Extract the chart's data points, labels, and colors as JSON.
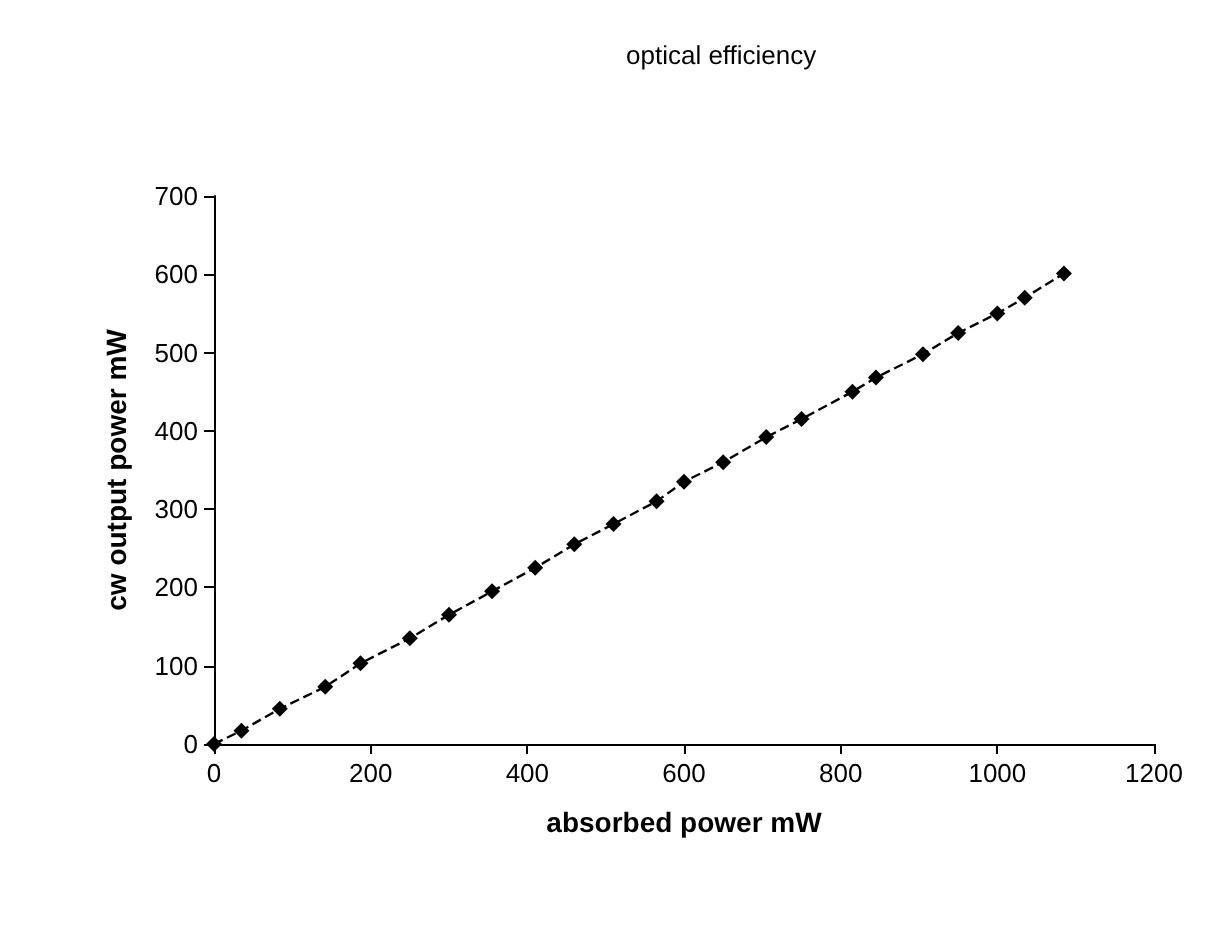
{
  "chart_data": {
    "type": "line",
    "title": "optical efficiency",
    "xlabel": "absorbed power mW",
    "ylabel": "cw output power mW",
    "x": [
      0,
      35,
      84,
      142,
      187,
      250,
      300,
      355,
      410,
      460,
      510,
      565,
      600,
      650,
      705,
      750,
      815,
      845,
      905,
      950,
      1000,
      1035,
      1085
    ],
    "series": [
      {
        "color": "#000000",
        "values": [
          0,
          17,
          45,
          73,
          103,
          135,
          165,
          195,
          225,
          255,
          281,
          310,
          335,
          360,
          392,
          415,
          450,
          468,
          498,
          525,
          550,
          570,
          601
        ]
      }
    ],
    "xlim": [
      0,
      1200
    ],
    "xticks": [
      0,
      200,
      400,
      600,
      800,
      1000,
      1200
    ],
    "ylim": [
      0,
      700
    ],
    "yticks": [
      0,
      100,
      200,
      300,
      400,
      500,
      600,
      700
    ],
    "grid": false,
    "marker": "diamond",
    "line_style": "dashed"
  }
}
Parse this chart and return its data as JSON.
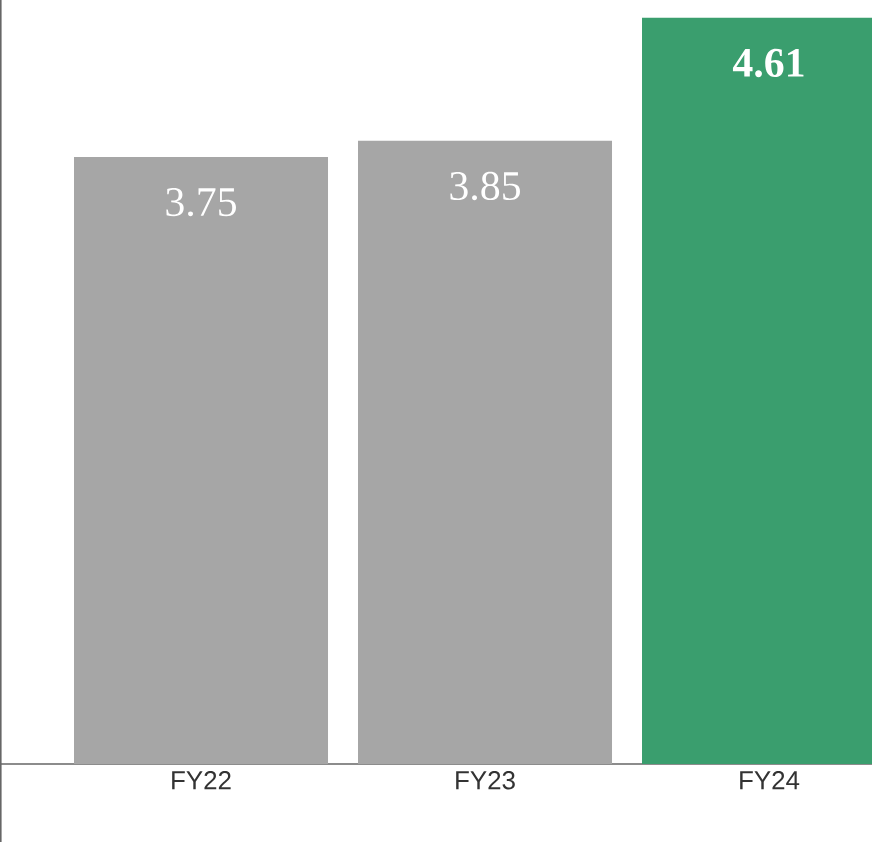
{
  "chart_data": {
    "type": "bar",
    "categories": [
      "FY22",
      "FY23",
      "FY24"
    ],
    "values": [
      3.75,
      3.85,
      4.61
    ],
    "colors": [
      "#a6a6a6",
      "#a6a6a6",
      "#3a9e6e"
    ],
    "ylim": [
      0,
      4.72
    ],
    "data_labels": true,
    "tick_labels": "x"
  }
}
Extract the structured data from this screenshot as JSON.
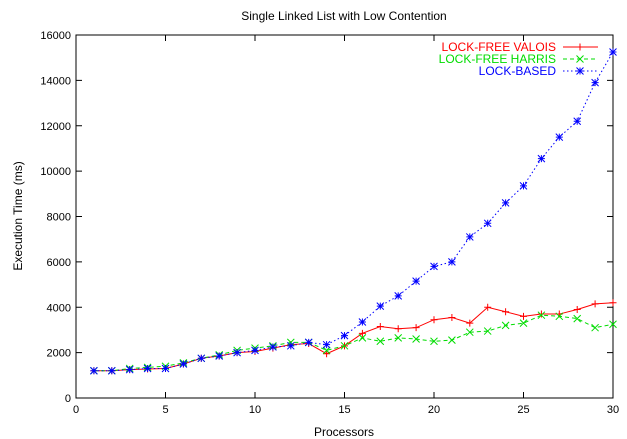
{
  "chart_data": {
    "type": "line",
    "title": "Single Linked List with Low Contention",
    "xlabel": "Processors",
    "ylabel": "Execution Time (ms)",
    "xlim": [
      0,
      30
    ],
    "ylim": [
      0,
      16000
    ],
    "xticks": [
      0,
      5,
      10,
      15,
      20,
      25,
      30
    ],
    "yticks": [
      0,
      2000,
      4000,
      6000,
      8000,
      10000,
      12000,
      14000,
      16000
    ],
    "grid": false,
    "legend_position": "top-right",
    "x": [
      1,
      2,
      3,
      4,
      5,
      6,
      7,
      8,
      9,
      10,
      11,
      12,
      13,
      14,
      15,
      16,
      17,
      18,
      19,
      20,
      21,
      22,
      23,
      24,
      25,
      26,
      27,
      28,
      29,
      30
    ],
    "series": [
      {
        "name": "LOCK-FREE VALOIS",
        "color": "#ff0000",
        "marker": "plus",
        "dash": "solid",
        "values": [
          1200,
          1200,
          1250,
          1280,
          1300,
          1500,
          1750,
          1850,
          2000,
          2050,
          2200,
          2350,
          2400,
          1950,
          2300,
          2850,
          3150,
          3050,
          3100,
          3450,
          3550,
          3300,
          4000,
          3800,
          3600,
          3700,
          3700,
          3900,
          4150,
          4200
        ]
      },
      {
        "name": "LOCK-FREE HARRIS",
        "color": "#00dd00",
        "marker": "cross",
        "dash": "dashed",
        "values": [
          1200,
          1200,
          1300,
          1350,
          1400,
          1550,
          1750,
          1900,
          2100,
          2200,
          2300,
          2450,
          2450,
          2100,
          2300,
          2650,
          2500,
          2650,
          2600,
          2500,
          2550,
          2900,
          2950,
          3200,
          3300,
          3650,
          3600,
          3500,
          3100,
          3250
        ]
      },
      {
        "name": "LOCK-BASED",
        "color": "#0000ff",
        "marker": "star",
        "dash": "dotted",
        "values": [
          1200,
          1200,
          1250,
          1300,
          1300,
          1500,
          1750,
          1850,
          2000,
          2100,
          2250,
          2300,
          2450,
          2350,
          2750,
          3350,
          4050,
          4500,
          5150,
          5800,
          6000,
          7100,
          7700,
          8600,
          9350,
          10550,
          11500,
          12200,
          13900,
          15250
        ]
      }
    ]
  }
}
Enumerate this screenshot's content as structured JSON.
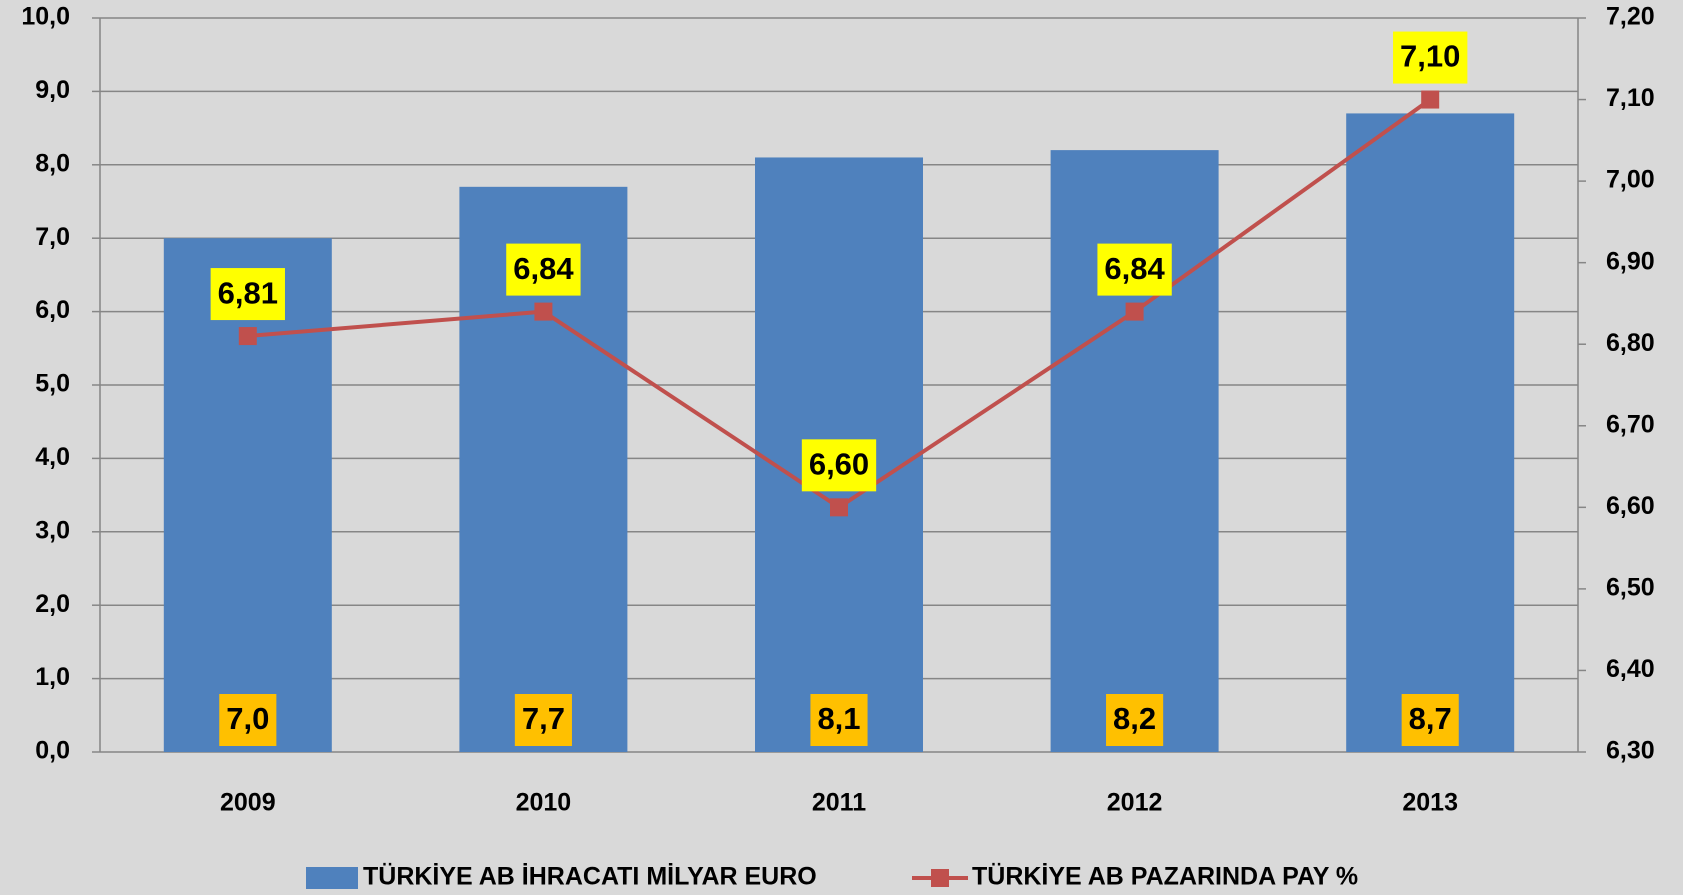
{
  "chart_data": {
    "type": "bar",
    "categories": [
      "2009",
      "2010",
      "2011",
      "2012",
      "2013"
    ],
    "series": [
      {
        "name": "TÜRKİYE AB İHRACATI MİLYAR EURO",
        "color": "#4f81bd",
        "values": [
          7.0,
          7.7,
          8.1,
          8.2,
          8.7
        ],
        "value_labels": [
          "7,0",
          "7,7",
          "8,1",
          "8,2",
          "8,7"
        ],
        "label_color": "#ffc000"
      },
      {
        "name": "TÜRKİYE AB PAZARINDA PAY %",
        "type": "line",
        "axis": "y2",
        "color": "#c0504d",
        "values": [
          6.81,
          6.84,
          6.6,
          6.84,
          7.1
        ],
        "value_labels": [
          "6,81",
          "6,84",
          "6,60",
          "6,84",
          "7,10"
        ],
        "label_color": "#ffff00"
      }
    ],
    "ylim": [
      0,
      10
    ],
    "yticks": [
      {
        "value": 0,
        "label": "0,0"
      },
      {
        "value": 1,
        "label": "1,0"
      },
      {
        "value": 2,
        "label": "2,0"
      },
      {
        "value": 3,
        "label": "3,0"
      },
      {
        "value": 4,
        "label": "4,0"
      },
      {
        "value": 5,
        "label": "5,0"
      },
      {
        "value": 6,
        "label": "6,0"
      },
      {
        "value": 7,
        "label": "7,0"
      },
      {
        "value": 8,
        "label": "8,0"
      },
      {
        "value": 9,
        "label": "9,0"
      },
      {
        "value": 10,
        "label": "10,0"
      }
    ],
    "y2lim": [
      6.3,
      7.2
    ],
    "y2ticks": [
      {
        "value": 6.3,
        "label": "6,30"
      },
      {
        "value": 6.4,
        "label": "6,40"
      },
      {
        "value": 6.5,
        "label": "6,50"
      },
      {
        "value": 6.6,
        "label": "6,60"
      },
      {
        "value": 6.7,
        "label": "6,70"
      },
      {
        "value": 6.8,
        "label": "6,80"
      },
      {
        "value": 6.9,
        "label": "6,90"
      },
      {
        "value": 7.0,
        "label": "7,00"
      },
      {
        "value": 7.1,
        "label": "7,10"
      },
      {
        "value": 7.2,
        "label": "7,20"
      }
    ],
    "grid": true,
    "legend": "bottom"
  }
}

---

**DO THIS**
Read through the lines above and collect those that contain the string "xlabel".

**COMPLETE RESPONSE**
    "xlabel": "absorbed power mW",
    "xlabel": "Processors",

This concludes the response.